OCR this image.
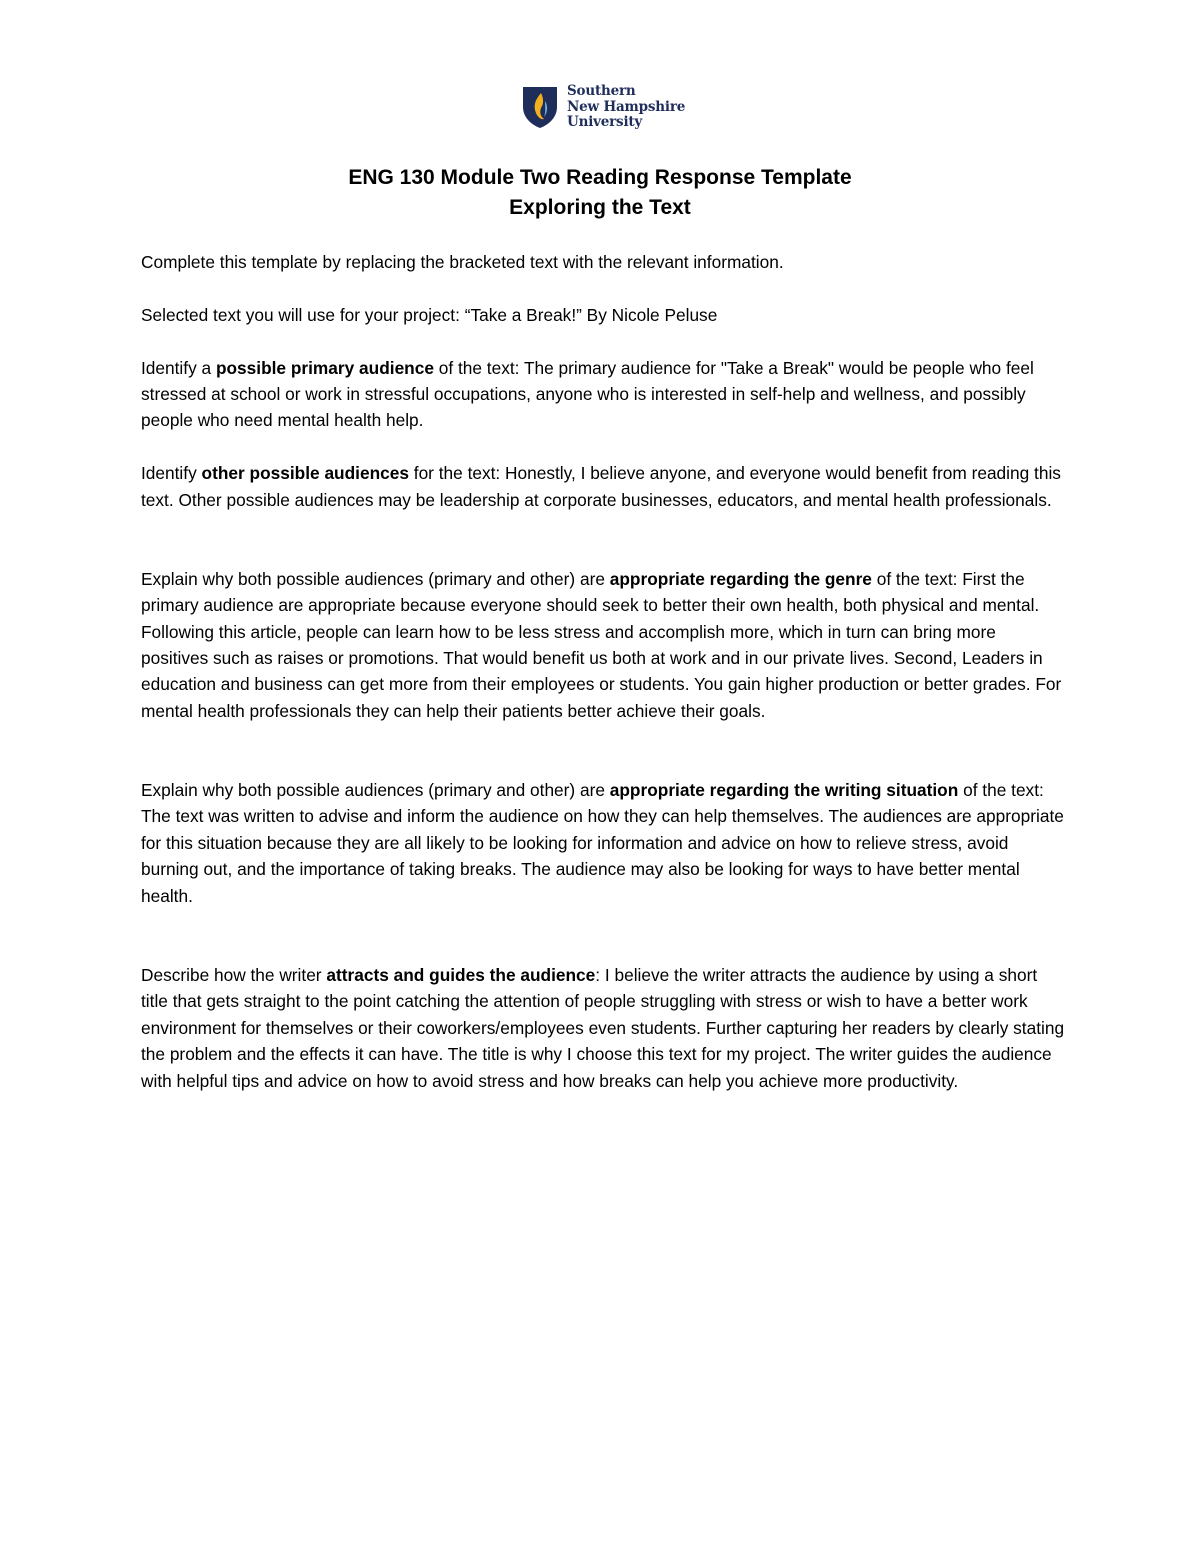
Southern
New Hampshire
University
ENG 130 Module Two Reading Response Template
Exploring the Text

Complete this template by replacing the bracketed text with the relevant information.

Selected text you will use for your project: “Take a Break!” By Nicole Peluse

Identify a possible primary audience of the text: The primary audience for "Take a Break" would be people who feel stressed at school or work in stressful occupations, anyone who is interested in self-help and wellness, and possibly people who need mental health help.

Identify other possible audiences for the text: Honestly, I believe anyone, and everyone would benefit from reading this text. Other possible audiences may be leadership at corporate businesses, educators, and mental health professionals.

Explain why both possible audiences (primary and other) are appropriate regarding the genre of the text: First the primary audience are appropriate because everyone should seek to better their own health, both physical and mental. Following this article, people can learn how to be less stress and accomplish more, which in turn can bring more positives such as raises or promotions. That would benefit us both at work and in our private lives. Second, Leaders in education and business can get more from their employees or students. You gain higher production or better grades. For mental health professionals they can help their patients better achieve their goals.

Explain why both possible audiences (primary and other) are appropriate regarding the writing situation of the text: The text was written to advise and inform the audience on how they can help themselves. The audiences are appropriate for this situation because they are all likely to be looking for information and advice on how to relieve stress, avoid burning out, and the importance of taking breaks. The audience may also be looking for ways to have better mental health.

Describe how the writer attracts and guides the audience: I believe the writer attracts the audience by using a short title that gets straight to the point catching the attention of people struggling with stress or wish to have a better work environment for themselves or their coworkers/employees even students. Further capturing her readers by clearly stating the problem and the effects it can have. The title is why I choose this text for my project. The writer guides the audience with helpful tips and advice on how to avoid stress and how breaks can help you achieve more productivity.
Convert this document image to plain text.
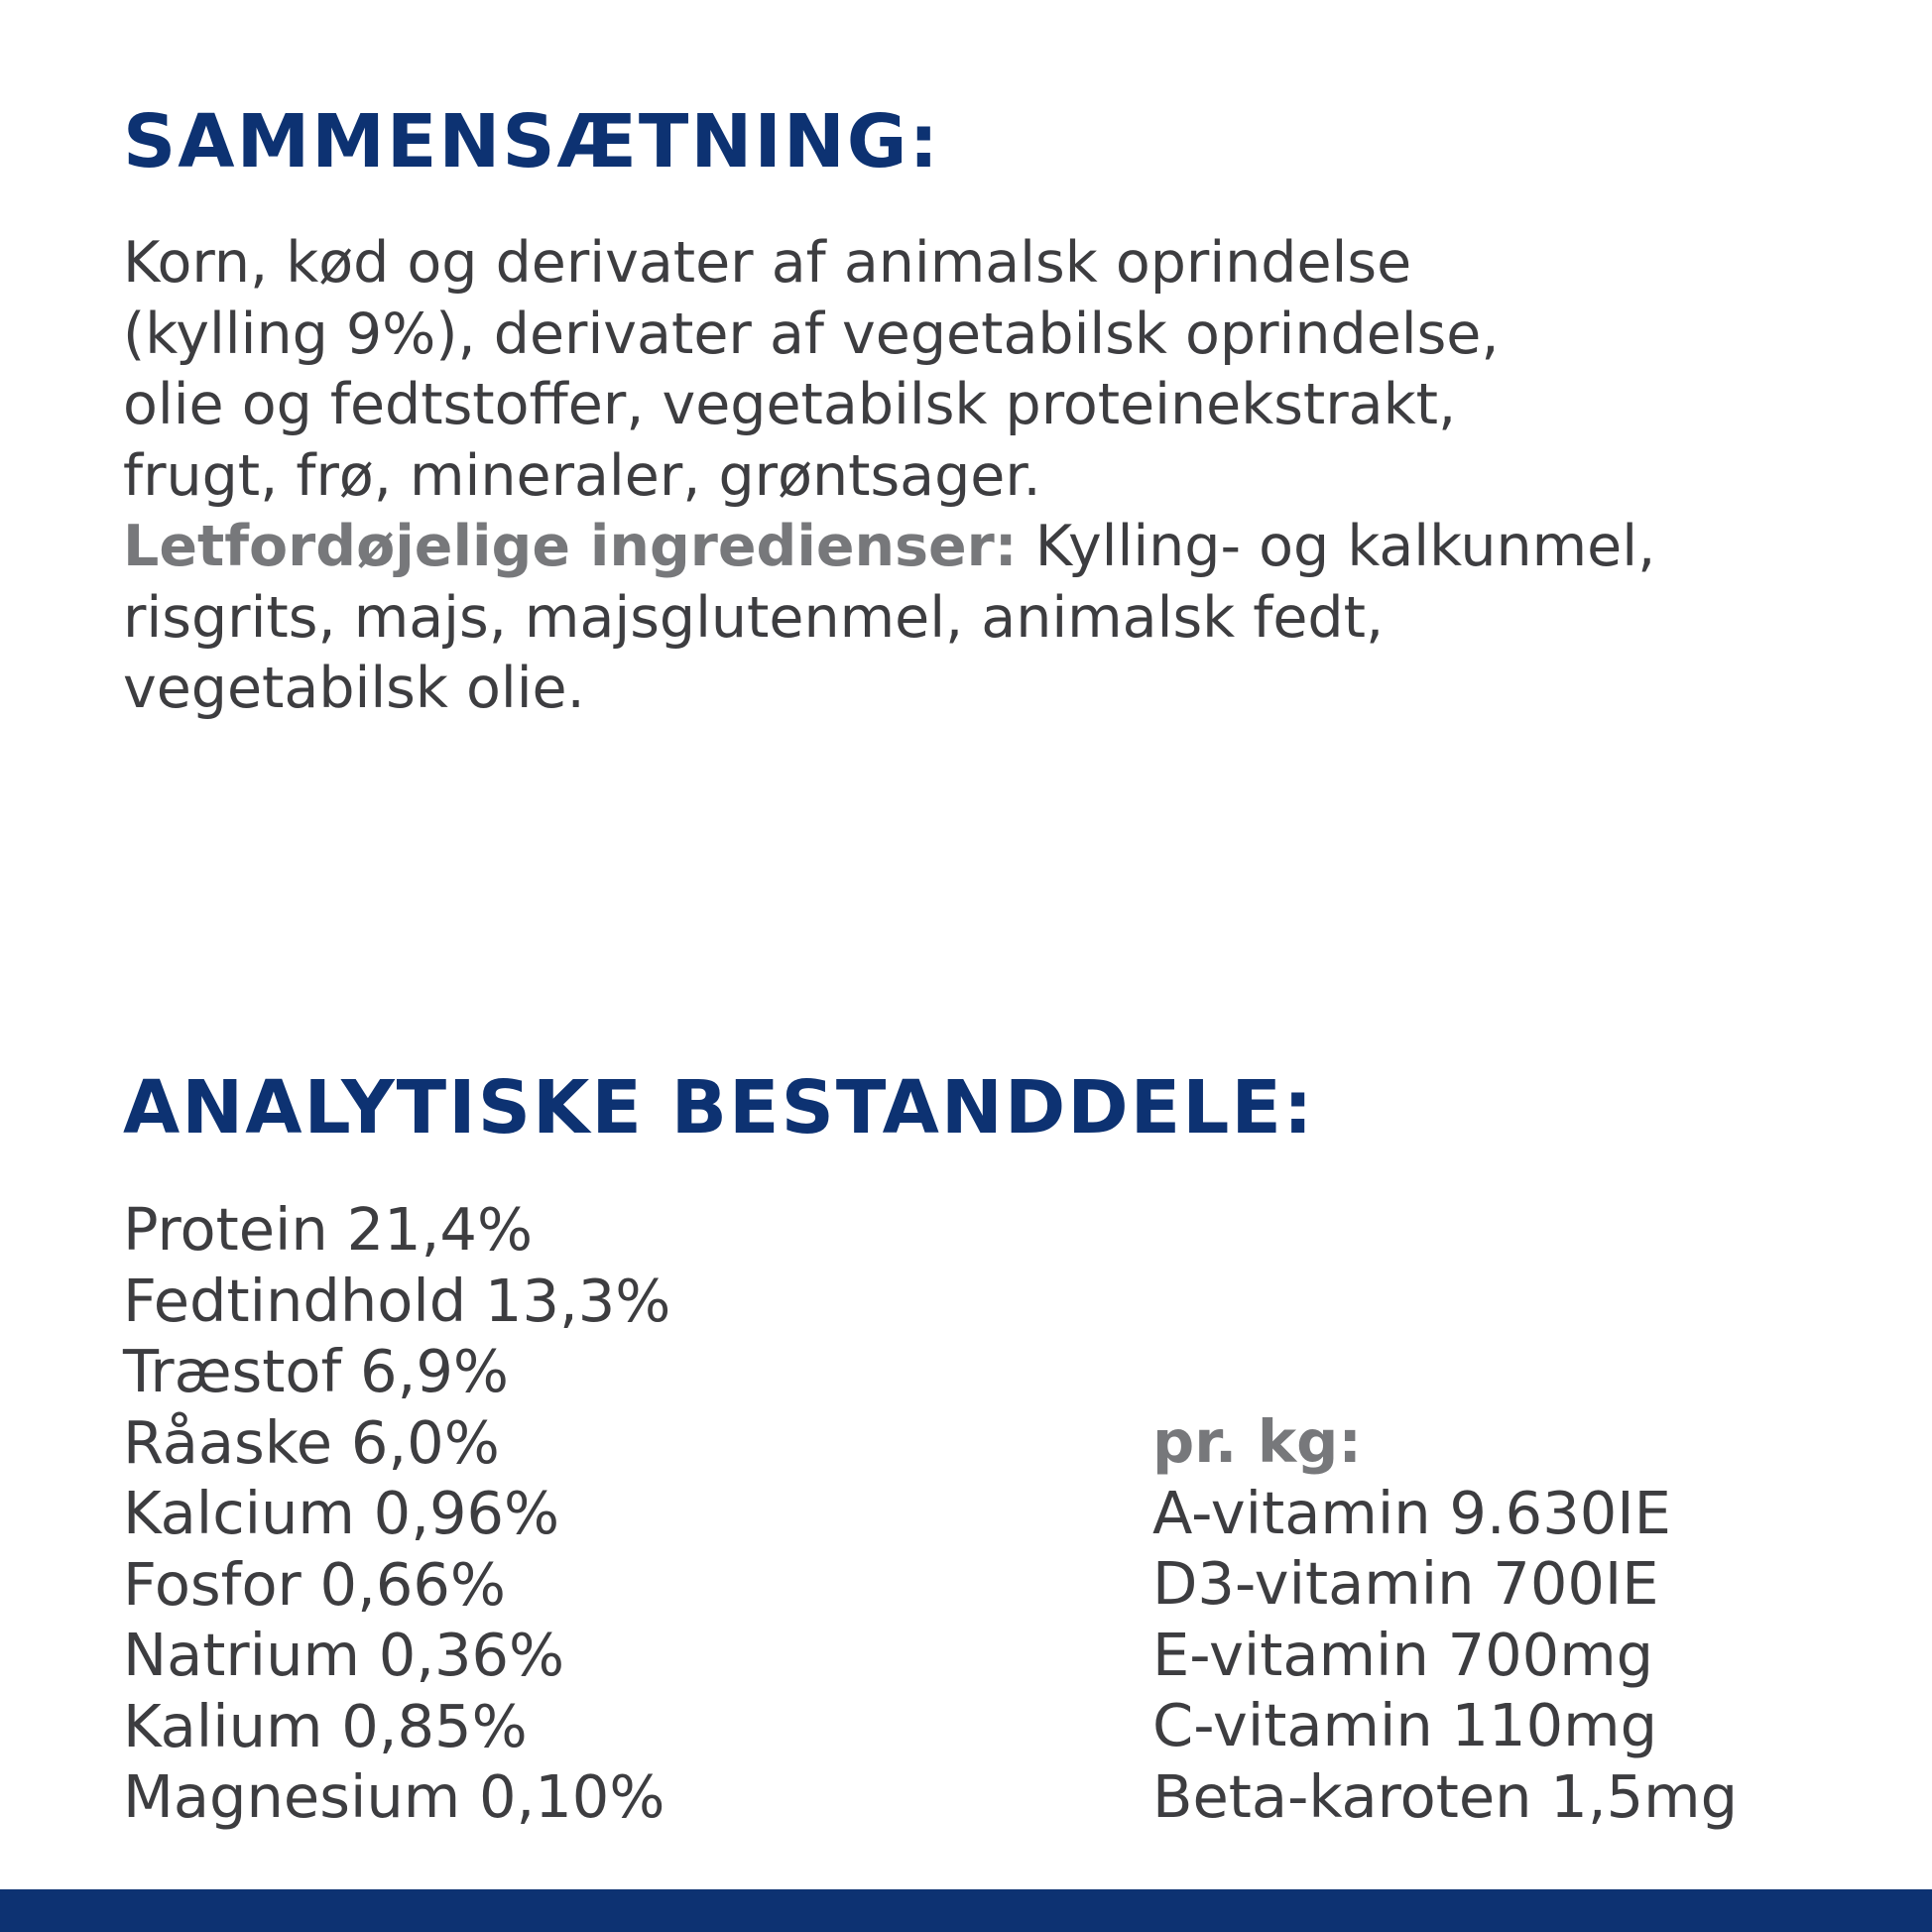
SAMMENSÆTNING:
Korn, kød og derivater af animalsk oprindelse
(kylling 9%), derivater af vegetabilsk oprindelse,
olie og fedtstoffer, vegetabilsk proteinekstrakt,
frugt, frø, mineraler, grøntsager.
Letfordøjelige ingredienser: Kylling- og kalkunmel,
risgrits, majs, majsglutenmel, animalsk fedt,
vegetabilsk olie.
ANALYTISKE BESTANDDELE:
Protein 21,4%
Fedtindhold 13,3%
Træstof 6,9%
Råaske 6,0%
Kalcium 0,96%
Fosfor 0,66%
Natrium 0,36%
Kalium 0,85%
Magnesium 0,10%
pr. kg:
A-vitamin 9.630IE
D3-vitamin 700IE
E-vitamin 700mg
C-vitamin 110mg
Beta-karoten 1,5mg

• [TASK TO CARRY OUT] Word-for-word copy, no pictures: write out the entries above in full.

• [ANSWER TO THE PROBLEM]
OCR this image.
Southern
New Hampshire
University
ENG 130 Module Two Reading Response Template
Exploring the Text

Complete this template by replacing the bracketed text with the relevant information.

Selected text you will use for your project: “Take a Break!” By Nicole Peluse

Identify a possible primary audience of the text: The primary audience for "Take a Break" would be people who feel stressed at school or work in stressful occupations, anyone who is interested in self-help and wellness, and possibly people who need mental health help.

Identify other possible audiences for the text: Honestly, I believe anyone, and everyone would benefit from reading this text. Other possible audiences may be leadership at corporate businesses, educators, and mental health professionals.

Explain why both possible audiences (primary and other) are appropriate regarding the genre of the text: First the primary audience are appropriate because everyone should seek to better their own health, both physical and mental. Following this article, people can learn how to be less stress and accomplish more, which in turn can bring more positives such as raises or promotions. That would benefit us both at work and in our private lives. Second, Leaders in education and business can get more from their employees or students. You gain higher production or better grades. For mental health professionals they can help their patients better achieve their goals.

Explain why both possible audiences (primary and other) are appropriate regarding the writing situation of the text: The text was written to advise and inform the audience on how they can help themselves. The audiences are appropriate for this situation because they are all likely to be looking for information and advice on how to relieve stress, avoid burning out, and the importance of taking breaks. The audience may also be looking for ways to have better mental health.

Describe how the writer attracts and guides the audience: I believe the writer attracts the audience by using a short title that gets straight to the point catching the attention of people struggling with stress or wish to have a better work environment for themselves or their coworkers/employees even students. Further capturing her readers by clearly stating the problem and the effects it can have. The title is why I choose this text for my project. The writer guides the audience with helpful tips and advice on how to avoid stress and how breaks can help you achieve more productivity.
Convert this document image to plain text.
SAMMENSÆTNING:
Korn, kød og derivater af animalsk oprindelse
(kylling 9%), derivater af vegetabilsk oprindelse,
olie og fedtstoffer, vegetabilsk proteinekstrakt,
frugt, frø, mineraler, grøntsager.
Letfordøjelige ingredienser: Kylling- og kalkunmel,
risgrits, majs, majsglutenmel, animalsk fedt,
vegetabilsk olie.
ANALYTISKE BESTANDDELE:
Protein 21,4%
Fedtindhold 13,3%
Træstof 6,9%
Råaske 6,0%
Kalcium 0,96%
Fosfor 0,66%
Natrium 0,36%
Kalium 0,85%
Magnesium 0,10%
pr. kg:
A-vitamin 9.630IE
D3-vitamin 700IE
E-vitamin 700mg
C-vitamin 110mg
Beta-karoten 1,5mg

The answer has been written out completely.